• _INSTRUCTIONS FOR THE TASK_
Copy all records verbatim.

• _DATA SECTION_
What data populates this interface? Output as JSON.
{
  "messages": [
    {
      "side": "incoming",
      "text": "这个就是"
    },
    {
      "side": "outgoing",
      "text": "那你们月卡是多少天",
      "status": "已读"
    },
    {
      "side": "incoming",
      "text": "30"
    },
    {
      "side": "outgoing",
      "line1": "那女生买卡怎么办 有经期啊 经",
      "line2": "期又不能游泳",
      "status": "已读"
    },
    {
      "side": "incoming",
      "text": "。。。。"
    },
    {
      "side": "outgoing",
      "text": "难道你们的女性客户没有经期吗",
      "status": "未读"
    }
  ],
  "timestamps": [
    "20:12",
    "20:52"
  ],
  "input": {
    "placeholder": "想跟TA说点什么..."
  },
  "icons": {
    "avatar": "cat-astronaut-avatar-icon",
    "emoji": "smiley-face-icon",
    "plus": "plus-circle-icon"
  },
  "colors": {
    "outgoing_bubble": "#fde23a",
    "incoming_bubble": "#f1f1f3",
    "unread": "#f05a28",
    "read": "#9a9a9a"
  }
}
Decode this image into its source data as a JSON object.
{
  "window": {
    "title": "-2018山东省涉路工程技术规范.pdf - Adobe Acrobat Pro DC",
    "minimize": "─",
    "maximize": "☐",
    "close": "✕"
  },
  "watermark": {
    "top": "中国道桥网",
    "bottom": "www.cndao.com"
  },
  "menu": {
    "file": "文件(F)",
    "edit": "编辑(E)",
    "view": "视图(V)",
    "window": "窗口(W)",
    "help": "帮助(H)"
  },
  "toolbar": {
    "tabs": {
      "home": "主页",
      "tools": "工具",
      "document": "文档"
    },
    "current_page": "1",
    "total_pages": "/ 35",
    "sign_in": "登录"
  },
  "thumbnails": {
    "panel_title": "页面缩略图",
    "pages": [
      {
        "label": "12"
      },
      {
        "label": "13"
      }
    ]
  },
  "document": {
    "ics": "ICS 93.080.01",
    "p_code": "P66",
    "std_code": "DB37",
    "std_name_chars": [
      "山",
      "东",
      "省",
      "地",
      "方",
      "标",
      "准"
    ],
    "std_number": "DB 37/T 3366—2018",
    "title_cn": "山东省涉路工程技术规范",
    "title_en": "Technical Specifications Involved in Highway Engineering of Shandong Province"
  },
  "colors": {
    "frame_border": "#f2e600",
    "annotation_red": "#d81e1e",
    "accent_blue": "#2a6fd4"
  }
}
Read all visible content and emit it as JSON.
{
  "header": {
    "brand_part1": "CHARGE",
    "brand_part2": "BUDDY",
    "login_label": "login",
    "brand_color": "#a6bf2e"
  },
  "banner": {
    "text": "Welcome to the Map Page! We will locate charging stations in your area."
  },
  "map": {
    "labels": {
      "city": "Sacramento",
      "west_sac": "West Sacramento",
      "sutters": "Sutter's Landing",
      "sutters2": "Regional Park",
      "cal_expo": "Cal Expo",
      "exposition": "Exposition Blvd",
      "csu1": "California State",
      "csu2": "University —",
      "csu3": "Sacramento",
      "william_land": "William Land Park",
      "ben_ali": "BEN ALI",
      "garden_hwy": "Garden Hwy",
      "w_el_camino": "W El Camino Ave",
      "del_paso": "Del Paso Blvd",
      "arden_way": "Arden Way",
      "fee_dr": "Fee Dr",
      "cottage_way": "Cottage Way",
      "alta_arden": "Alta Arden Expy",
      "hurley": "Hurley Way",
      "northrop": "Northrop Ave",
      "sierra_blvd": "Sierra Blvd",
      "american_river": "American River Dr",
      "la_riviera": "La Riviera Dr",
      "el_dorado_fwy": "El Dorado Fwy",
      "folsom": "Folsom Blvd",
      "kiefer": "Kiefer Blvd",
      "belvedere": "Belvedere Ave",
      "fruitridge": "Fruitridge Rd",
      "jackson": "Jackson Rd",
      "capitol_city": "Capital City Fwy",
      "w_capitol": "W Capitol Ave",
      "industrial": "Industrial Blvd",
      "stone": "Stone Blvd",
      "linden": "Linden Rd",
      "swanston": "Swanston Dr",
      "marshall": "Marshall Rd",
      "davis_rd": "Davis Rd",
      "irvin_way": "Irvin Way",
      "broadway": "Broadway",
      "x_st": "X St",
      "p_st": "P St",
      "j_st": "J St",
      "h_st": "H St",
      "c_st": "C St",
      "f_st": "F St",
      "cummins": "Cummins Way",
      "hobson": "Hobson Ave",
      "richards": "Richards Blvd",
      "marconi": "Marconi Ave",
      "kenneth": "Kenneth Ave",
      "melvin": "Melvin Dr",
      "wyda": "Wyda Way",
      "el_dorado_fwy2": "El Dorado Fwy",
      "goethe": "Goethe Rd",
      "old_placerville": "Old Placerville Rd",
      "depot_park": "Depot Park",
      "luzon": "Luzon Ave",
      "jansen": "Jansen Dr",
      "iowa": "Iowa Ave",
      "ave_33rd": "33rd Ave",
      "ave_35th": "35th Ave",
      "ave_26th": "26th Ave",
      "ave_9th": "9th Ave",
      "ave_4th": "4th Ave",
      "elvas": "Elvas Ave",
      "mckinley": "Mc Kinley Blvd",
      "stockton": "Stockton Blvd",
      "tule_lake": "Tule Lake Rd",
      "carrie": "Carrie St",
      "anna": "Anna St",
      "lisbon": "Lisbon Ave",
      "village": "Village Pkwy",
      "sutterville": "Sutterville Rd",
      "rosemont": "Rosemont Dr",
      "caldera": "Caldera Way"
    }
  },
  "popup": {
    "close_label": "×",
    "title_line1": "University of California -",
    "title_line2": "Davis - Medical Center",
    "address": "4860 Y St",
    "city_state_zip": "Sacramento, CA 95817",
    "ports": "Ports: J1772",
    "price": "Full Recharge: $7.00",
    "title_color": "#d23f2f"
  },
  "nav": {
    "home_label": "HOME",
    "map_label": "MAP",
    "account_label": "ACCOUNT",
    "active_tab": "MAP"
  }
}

• _SOLVED PROBLEM_
What data populates this interface? Output as JSON.
{
  "messages": [
    {
      "side": "incoming",
      "text": "这个就是"
    },
    {
      "side": "outgoing",
      "text": "那你们月卡是多少天",
      "status": "已读"
    },
    {
      "side": "incoming",
      "text": "30"
    },
    {
      "side": "outgoing",
      "line1": "那女生买卡怎么办 有经期啊 经",
      "line2": "期又不能游泳",
      "status": "已读"
    },
    {
      "side": "incoming",
      "text": "。。。。"
    },
    {
      "side": "outgoing",
      "text": "难道你们的女性客户没有经期吗",
      "status": "未读"
    }
  ],
  "timestamps": [
    "20:12",
    "20:52"
  ],
  "input": {
    "placeholder": "想跟TA说点什么..."
  },
  "icons": {
    "avatar": "cat-astronaut-avatar-icon",
    "emoji": "smiley-face-icon",
    "plus": "plus-circle-icon"
  },
  "colors": {
    "outgoing_bubble": "#fde23a",
    "incoming_bubble": "#f1f1f3",
    "unread": "#f05a28",
    "read": "#9a9a9a"
  }
}
Decode this image into its source data as a JSON object.
{
  "window": {
    "title": "-2018山东省涉路工程技术规范.pdf - Adobe Acrobat Pro DC",
    "minimize": "─",
    "maximize": "☐",
    "close": "✕"
  },
  "watermark": {
    "top": "中国道桥网",
    "bottom": "www.cndao.com"
  },
  "menu": {
    "file": "文件(F)",
    "edit": "编辑(E)",
    "view": "视图(V)",
    "window": "窗口(W)",
    "help": "帮助(H)"
  },
  "toolbar": {
    "tabs": {
      "home": "主页",
      "tools": "工具",
      "document": "文档"
    },
    "current_page": "1",
    "total_pages": "/ 35",
    "sign_in": "登录"
  },
  "thumbnails": {
    "panel_title": "页面缩略图",
    "pages": [
      {
        "label": "12"
      },
      {
        "label": "13"
      }
    ]
  },
  "document": {
    "ics": "ICS 93.080.01",
    "p_code": "P66",
    "std_code": "DB37",
    "std_name_chars": [
      "山",
      "东",
      "省",
      "地",
      "方",
      "标",
      "准"
    ],
    "std_number": "DB 37/T 3366—2018",
    "title_cn": "山东省涉路工程技术规范",
    "title_en": "Technical Specifications Involved in Highway Engineering of Shandong Province"
  },
  "colors": {
    "frame_border": "#f2e600",
    "annotation_red": "#d81e1e",
    "accent_blue": "#2a6fd4"
  }
}
Read all visible content and emit it as JSON.
{
  "header": {
    "brand_part1": "CHARGE",
    "brand_part2": "BUDDY",
    "login_label": "login",
    "brand_color": "#a6bf2e"
  },
  "banner": {
    "text": "Welcome to the Map Page! We will locate charging stations in your area."
  },
  "map": {
    "labels": {
      "city": "Sacramento",
      "west_sac": "West Sacramento",
      "sutters": "Sutter's Landing",
      "sutters2": "Regional Park",
      "cal_expo": "Cal Expo",
      "exposition": "Exposition Blvd",
      "csu1": "California State",
      "csu2": "University —",
      "csu3": "Sacramento",
      "william_land": "William Land Park",
      "ben_ali": "BEN ALI",
      "garden_hwy": "Garden Hwy",
      "w_el_camino": "W El Camino Ave",
      "del_paso": "Del Paso Blvd",
      "arden_way": "Arden Way",
      "fee_dr": "Fee Dr",
      "cottage_way": "Cottage Way",
      "alta_arden": "Alta Arden Expy",
      "hurley": "Hurley Way",
      "northrop": "Northrop Ave",
      "sierra_blvd": "Sierra Blvd",
      "american_river": "American River Dr",
      "la_riviera": "La Riviera Dr",
      "el_dorado_fwy": "El Dorado Fwy",
      "folsom": "Folsom Blvd",
      "kiefer": "Kiefer Blvd",
      "belvedere": "Belvedere Ave",
      "fruitridge": "Fruitridge Rd",
      "jackson": "Jackson Rd",
      "capitol_city": "Capital City Fwy",
      "w_capitol": "W Capitol Ave",
      "industrial": "Industrial Blvd",
      "stone": "Stone Blvd",
      "linden": "Linden Rd",
      "swanston": "Swanston Dr",
      "marshall": "Marshall Rd",
      "davis_rd": "Davis Rd",
      "irvin_way": "Irvin Way",
      "broadway": "Broadway",
      "x_st": "X St",
      "p_st": "P St",
      "j_st": "J St",
      "h_st": "H St",
      "c_st": "C St",
      "f_st": "F St",
      "cummins": "Cummins Way",
      "hobson": "Hobson Ave",
      "richards": "Richards Blvd",
      "marconi": "Marconi Ave",
      "kenneth": "Kenneth Ave",
      "melvin": "Melvin Dr",
      "wyda": "Wyda Way",
      "el_dorado_fwy2": "El Dorado Fwy",
      "goethe": "Goethe Rd",
      "old_placerville": "Old Placerville Rd",
      "depot_park": "Depot Park",
      "luzon": "Luzon Ave",
      "jansen": "Jansen Dr",
      "iowa": "Iowa Ave",
      "ave_33rd": "33rd Ave",
      "ave_35th": "35th Ave",
      "ave_26th": "26th Ave",
      "ave_9th": "9th Ave",
      "ave_4th": "4th Ave",
      "elvas": "Elvas Ave",
      "mckinley": "Mc Kinley Blvd",
      "stockton": "Stockton Blvd",
      "tule_lake": "Tule Lake Rd",
      "carrie": "Carrie St",
      "anna": "Anna St",
      "lisbon": "Lisbon Ave",
      "village": "Village Pkwy",
      "sutterville": "Sutterville Rd",
      "rosemont": "Rosemont Dr",
      "caldera": "Caldera Way"
    }
  },
  "popup": {
    "close_label": "×",
    "title_line1": "University of California -",
    "title_line2": "Davis - Medical Center",
    "address": "4860 Y St",
    "city_state_zip": "Sacramento, CA 95817",
    "ports": "Ports: J1772",
    "price": "Full Recharge: $7.00",
    "title_color": "#d23f2f"
  },
  "nav": {
    "home_label": "HOME",
    "map_label": "MAP",
    "account_label": "ACCOUNT",
    "active_tab": "MAP"
  }
}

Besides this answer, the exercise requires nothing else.